Excerpted data ▸

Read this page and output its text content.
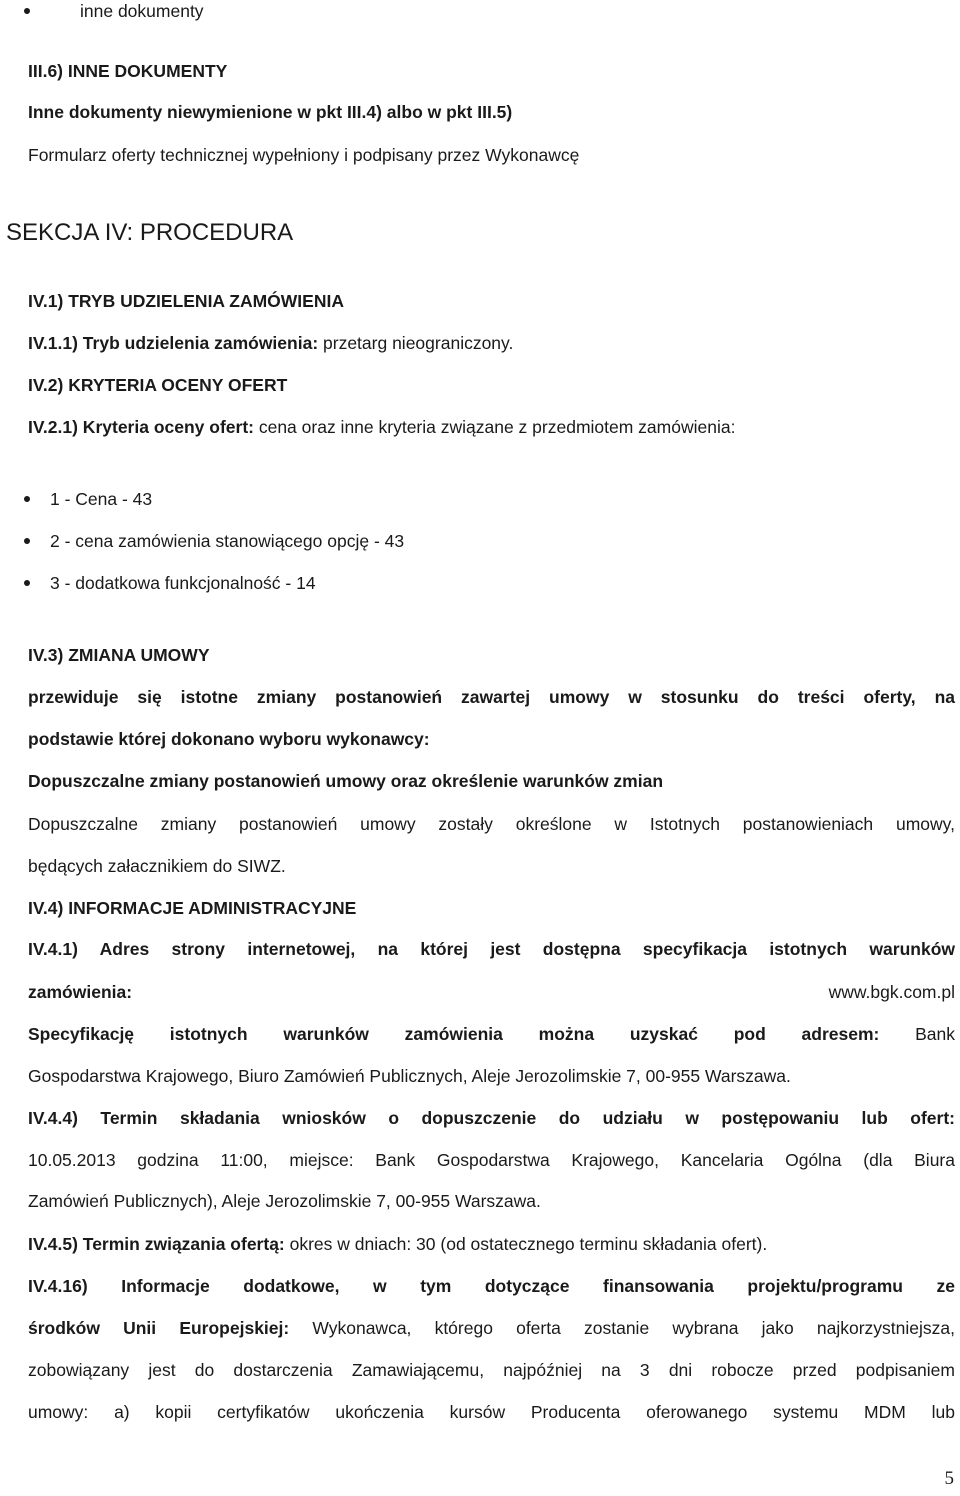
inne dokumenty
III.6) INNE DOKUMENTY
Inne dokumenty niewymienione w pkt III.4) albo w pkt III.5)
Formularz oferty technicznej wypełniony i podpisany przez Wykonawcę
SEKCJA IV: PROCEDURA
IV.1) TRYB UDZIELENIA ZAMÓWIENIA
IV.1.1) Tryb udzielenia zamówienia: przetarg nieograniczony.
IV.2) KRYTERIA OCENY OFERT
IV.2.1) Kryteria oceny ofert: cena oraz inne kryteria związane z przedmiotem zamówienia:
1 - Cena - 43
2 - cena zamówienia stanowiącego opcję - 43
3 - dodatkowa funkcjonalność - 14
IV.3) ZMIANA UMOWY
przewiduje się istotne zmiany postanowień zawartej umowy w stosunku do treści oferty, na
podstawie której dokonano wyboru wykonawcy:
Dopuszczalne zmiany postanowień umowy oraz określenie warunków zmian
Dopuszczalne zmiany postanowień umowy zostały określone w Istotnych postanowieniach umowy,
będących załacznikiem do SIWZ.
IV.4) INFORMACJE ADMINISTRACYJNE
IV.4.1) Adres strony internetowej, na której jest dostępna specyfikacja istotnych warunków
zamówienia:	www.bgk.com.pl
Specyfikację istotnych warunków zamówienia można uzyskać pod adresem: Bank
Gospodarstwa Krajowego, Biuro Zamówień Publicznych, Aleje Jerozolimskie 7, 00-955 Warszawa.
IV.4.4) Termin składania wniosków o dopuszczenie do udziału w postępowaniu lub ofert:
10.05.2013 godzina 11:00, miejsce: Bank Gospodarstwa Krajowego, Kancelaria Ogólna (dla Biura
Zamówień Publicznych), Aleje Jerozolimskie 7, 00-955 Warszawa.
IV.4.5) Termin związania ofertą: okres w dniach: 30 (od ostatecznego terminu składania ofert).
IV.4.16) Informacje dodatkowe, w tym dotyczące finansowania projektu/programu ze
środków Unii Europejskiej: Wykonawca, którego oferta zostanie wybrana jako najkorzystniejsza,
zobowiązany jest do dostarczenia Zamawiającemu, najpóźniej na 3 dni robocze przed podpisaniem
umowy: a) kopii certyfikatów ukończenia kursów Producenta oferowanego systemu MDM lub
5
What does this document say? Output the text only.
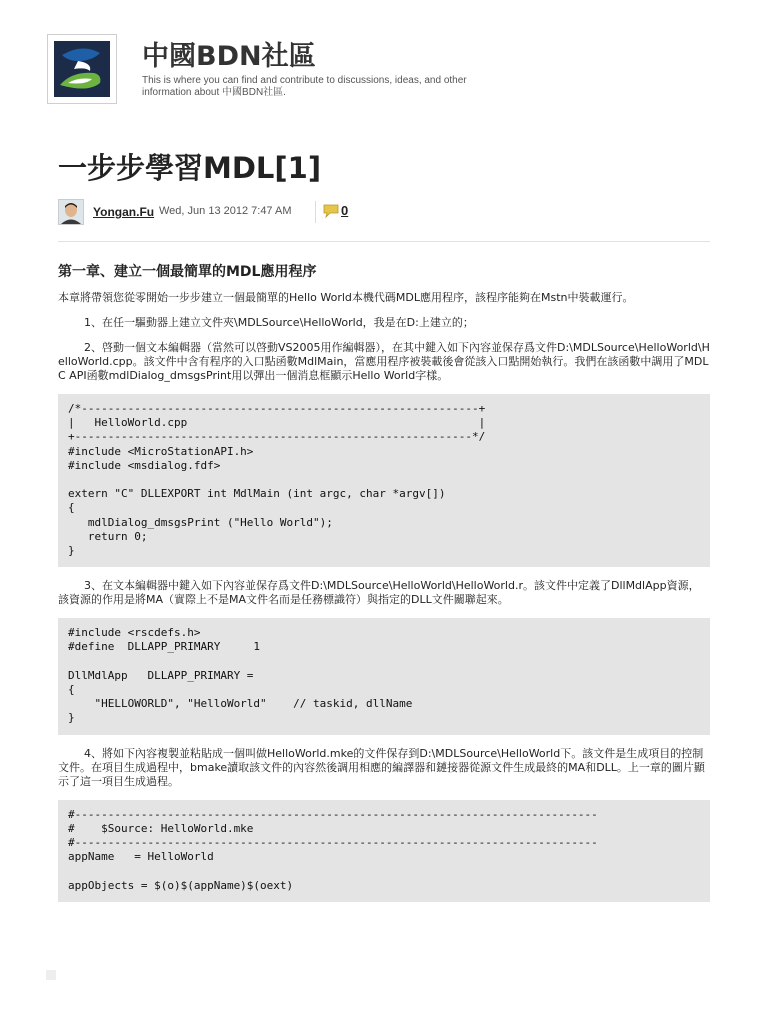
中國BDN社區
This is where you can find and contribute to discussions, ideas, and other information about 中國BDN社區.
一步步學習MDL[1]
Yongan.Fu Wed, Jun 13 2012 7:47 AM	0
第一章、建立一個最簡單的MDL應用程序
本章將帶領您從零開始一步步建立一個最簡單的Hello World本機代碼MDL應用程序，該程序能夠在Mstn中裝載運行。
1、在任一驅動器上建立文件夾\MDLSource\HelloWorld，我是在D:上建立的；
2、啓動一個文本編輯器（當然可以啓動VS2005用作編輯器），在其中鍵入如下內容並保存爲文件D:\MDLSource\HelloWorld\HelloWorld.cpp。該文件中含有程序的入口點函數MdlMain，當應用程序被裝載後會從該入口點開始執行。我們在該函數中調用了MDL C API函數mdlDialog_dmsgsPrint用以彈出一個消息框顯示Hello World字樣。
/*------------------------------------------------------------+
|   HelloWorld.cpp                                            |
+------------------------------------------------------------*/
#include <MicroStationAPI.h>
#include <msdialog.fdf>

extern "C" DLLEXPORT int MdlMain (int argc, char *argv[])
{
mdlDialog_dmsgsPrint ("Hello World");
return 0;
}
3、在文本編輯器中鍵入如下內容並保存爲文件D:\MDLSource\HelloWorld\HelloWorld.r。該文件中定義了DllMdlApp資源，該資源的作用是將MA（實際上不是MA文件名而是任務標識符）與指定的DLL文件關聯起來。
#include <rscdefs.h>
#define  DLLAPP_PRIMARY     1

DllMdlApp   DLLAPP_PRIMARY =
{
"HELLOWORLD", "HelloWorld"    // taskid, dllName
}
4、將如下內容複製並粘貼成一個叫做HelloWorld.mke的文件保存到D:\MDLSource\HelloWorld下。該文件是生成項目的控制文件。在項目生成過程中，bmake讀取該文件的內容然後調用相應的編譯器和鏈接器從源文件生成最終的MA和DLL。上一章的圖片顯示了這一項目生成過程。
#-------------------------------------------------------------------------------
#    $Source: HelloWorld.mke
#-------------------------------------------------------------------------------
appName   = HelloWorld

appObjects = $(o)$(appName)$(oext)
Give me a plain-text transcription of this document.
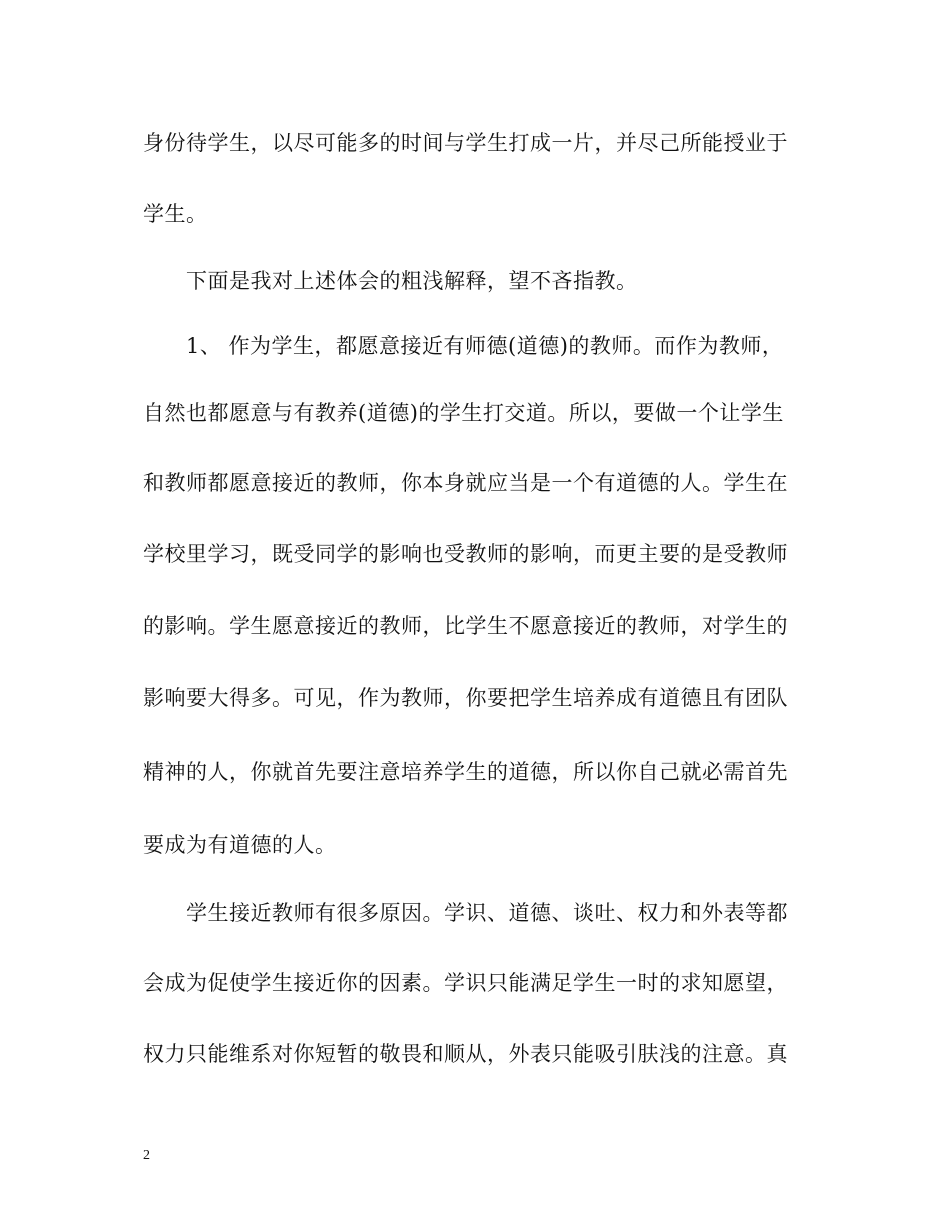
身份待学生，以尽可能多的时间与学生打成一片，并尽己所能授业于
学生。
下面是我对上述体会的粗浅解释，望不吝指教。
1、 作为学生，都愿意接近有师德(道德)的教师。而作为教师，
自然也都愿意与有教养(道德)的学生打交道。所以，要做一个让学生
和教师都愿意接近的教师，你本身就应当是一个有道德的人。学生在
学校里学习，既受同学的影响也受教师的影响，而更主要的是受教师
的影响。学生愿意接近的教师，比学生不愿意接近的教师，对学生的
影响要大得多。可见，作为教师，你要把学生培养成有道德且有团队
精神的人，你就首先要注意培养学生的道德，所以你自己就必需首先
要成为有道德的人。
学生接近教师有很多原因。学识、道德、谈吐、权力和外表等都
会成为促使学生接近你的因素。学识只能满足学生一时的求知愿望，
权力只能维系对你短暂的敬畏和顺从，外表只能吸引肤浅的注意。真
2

Objective ▸
Tally the lines in the entries above that hold the word "Aleje". Reply with nothing but that count.

Answer to the task ▸
2